_Data provided_
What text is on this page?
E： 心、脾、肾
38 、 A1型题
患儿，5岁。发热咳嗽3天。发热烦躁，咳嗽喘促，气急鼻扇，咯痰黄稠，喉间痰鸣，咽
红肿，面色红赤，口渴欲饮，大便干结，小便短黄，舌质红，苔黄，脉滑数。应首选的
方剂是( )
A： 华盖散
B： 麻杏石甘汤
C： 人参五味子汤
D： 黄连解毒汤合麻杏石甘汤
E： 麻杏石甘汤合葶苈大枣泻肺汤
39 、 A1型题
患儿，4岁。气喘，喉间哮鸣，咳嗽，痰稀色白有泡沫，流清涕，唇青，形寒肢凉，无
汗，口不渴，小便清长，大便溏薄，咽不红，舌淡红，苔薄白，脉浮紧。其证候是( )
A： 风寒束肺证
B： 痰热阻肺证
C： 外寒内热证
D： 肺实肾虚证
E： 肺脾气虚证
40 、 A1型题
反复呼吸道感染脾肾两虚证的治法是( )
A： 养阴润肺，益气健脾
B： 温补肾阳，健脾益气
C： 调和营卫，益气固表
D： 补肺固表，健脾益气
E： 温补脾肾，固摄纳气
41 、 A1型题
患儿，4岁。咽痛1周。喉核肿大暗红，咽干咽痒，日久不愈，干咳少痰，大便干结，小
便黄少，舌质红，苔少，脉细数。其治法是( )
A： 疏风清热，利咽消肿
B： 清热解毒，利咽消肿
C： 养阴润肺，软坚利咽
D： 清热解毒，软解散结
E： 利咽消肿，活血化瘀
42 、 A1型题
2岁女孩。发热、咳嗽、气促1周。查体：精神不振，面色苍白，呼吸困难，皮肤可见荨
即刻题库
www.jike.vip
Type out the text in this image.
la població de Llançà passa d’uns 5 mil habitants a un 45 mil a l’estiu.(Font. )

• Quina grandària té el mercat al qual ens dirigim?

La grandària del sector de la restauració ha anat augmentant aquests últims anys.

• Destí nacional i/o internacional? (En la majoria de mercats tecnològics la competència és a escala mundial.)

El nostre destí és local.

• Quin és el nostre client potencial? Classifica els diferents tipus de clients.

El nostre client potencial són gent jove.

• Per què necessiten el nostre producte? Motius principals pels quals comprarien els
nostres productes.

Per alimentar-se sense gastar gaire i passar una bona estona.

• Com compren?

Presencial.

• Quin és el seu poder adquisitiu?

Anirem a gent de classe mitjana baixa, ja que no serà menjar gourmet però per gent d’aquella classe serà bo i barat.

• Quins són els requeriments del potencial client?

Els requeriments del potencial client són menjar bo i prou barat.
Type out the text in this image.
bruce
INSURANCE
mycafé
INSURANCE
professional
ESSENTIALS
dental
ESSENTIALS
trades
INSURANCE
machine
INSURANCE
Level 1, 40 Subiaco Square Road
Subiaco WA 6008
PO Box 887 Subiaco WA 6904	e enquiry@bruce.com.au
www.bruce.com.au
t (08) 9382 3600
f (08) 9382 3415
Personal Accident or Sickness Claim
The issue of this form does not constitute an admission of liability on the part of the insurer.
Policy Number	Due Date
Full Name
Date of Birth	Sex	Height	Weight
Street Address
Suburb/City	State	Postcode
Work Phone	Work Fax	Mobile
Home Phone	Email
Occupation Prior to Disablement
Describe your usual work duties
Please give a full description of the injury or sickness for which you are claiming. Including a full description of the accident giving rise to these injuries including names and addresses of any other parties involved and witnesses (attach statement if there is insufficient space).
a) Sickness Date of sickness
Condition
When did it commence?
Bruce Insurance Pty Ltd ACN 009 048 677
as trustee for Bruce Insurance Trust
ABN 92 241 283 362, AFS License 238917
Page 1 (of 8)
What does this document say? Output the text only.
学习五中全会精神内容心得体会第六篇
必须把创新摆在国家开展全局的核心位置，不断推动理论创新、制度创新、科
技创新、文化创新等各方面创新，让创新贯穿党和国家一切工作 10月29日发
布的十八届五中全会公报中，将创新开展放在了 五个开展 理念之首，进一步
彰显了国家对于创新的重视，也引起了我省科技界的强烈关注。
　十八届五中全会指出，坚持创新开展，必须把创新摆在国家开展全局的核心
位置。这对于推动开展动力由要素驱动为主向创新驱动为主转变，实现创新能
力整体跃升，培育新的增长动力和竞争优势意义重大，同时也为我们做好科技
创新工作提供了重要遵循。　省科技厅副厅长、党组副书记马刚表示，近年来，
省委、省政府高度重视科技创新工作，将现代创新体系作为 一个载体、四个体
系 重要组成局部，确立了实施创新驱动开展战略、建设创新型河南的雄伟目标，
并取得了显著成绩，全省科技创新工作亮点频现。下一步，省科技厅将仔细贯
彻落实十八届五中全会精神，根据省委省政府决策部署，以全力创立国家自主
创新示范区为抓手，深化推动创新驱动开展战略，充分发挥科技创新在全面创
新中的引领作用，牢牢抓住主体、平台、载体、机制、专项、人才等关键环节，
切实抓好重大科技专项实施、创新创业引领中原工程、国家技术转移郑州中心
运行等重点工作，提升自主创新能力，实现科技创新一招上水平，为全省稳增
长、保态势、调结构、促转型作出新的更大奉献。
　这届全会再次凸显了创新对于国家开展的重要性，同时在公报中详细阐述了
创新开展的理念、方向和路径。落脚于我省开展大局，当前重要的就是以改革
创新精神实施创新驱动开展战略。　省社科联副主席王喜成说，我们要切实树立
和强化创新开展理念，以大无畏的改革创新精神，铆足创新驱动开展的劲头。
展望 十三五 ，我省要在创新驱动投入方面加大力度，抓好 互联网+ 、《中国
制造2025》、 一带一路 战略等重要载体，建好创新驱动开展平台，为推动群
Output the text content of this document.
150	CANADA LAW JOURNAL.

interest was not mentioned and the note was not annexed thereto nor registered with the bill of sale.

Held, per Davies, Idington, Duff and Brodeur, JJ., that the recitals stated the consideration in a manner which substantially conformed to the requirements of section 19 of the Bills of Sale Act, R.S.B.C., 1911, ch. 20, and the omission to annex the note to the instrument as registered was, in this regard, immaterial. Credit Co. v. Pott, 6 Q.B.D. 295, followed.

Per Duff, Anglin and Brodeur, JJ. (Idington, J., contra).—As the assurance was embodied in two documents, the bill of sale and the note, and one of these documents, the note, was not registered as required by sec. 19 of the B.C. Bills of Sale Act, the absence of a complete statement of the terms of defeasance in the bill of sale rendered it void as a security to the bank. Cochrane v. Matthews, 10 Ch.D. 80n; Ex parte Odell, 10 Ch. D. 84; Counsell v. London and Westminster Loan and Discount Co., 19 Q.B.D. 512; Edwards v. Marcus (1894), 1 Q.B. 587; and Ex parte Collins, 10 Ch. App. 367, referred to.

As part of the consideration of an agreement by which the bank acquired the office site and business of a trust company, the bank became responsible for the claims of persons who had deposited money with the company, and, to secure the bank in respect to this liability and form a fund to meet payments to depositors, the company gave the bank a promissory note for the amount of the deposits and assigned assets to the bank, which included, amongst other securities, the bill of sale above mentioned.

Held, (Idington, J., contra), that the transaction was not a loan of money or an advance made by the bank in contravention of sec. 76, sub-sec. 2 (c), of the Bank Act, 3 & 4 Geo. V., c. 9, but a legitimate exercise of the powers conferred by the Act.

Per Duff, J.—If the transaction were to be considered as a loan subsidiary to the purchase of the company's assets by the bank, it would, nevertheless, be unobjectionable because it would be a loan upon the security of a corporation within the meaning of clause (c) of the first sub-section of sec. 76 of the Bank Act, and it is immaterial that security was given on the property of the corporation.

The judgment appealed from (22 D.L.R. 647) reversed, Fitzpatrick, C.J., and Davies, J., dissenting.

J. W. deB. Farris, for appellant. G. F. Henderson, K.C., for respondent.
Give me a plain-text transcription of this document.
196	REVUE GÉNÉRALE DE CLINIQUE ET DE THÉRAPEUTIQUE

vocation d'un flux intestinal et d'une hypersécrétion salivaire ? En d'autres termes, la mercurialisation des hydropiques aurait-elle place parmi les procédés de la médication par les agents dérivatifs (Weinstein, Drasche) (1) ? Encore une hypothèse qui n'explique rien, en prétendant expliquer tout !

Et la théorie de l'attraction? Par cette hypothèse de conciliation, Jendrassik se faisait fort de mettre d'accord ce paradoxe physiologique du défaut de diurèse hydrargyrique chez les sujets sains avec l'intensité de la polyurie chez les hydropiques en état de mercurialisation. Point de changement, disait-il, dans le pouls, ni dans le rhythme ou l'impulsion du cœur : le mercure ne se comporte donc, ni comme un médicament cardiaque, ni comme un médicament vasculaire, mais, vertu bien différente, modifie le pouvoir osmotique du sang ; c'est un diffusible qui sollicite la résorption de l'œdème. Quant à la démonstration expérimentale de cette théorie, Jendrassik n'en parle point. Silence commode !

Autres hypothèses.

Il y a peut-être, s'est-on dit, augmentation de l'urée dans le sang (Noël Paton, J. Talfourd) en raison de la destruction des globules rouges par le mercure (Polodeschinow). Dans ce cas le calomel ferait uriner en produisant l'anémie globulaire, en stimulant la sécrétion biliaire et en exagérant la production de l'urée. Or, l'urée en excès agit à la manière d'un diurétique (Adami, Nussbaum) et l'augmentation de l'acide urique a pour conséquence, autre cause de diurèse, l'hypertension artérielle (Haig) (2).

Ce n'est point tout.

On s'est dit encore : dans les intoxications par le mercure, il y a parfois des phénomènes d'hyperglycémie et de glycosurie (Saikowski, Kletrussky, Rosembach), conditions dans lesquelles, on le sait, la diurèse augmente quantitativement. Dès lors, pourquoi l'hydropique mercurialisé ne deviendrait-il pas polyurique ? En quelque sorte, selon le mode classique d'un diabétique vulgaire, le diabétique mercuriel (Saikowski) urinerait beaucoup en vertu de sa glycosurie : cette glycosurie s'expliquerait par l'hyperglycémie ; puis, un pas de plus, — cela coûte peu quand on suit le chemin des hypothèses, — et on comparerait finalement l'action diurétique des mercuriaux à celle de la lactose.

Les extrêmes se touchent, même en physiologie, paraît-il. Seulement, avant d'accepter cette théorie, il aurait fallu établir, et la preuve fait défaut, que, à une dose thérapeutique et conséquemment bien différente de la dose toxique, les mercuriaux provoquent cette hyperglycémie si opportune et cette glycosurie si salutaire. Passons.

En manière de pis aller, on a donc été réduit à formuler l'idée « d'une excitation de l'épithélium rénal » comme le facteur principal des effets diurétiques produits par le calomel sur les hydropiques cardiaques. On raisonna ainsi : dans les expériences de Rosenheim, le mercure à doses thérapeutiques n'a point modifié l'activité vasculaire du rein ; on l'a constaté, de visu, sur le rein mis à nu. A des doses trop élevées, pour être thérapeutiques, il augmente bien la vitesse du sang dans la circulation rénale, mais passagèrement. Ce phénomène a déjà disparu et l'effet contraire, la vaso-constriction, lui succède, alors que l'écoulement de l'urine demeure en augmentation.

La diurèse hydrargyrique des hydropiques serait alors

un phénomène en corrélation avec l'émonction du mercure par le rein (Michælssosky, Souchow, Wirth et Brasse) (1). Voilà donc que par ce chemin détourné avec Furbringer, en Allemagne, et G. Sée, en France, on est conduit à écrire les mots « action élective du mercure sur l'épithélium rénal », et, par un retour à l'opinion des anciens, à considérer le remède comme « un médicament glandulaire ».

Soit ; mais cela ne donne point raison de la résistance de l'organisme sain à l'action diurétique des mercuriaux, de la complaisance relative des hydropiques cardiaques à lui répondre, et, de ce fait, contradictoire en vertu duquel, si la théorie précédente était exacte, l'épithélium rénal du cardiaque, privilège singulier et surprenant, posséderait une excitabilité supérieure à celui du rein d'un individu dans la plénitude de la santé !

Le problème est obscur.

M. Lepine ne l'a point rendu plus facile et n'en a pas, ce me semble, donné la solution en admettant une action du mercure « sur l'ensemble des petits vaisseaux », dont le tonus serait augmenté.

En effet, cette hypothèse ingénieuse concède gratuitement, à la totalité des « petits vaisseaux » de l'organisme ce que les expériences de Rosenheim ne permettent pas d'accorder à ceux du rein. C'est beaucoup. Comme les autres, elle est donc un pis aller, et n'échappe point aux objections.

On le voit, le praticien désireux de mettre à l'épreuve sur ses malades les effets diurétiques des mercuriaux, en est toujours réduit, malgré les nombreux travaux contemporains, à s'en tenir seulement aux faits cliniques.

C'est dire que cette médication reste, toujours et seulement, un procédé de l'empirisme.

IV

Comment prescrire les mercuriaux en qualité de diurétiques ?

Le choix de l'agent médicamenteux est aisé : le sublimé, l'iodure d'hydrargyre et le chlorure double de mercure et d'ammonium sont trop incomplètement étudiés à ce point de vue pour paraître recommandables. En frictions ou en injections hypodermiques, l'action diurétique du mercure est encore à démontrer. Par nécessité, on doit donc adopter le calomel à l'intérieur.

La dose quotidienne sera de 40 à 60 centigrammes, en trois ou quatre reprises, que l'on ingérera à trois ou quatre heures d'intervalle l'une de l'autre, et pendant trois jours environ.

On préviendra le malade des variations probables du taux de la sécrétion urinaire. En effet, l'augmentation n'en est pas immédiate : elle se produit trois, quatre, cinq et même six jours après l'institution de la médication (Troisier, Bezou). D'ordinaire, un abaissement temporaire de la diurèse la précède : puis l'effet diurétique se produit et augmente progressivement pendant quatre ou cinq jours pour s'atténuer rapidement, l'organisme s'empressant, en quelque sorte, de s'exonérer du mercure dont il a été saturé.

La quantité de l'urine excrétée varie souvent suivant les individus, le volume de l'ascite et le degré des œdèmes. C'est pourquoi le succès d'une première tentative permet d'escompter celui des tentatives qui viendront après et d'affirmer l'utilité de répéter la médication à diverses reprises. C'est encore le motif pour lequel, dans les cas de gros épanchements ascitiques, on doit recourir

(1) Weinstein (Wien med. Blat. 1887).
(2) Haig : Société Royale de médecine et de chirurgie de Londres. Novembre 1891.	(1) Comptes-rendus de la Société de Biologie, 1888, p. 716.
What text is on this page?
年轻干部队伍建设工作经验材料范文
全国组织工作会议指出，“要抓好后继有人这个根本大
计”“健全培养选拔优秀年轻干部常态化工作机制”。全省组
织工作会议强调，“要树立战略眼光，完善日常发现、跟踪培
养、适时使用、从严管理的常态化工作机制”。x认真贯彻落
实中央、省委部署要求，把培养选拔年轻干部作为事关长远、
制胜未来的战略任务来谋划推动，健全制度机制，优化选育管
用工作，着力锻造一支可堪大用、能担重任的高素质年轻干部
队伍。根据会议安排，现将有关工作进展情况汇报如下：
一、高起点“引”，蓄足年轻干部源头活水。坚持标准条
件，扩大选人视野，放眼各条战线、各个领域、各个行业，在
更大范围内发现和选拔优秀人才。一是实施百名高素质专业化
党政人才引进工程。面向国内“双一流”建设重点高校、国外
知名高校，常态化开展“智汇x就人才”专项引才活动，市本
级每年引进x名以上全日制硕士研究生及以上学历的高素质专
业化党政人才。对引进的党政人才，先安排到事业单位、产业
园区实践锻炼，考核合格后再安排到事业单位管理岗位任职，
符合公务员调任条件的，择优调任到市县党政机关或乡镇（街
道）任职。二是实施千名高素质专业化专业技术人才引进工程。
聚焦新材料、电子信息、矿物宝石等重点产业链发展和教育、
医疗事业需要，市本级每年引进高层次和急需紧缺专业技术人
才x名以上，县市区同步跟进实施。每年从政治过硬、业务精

_Task to complete_
Return each line that includes "serait".

_The reply_
La diurèse hydrargyrique des hydropiques serait alors
M. Lepine ne l'a point rendu plus facile et n'en a pas, ce me semble, donné la solution en admettant une action du mercure « sur l'ensemble des petits vaisseaux », dont le tonus serait augmenté.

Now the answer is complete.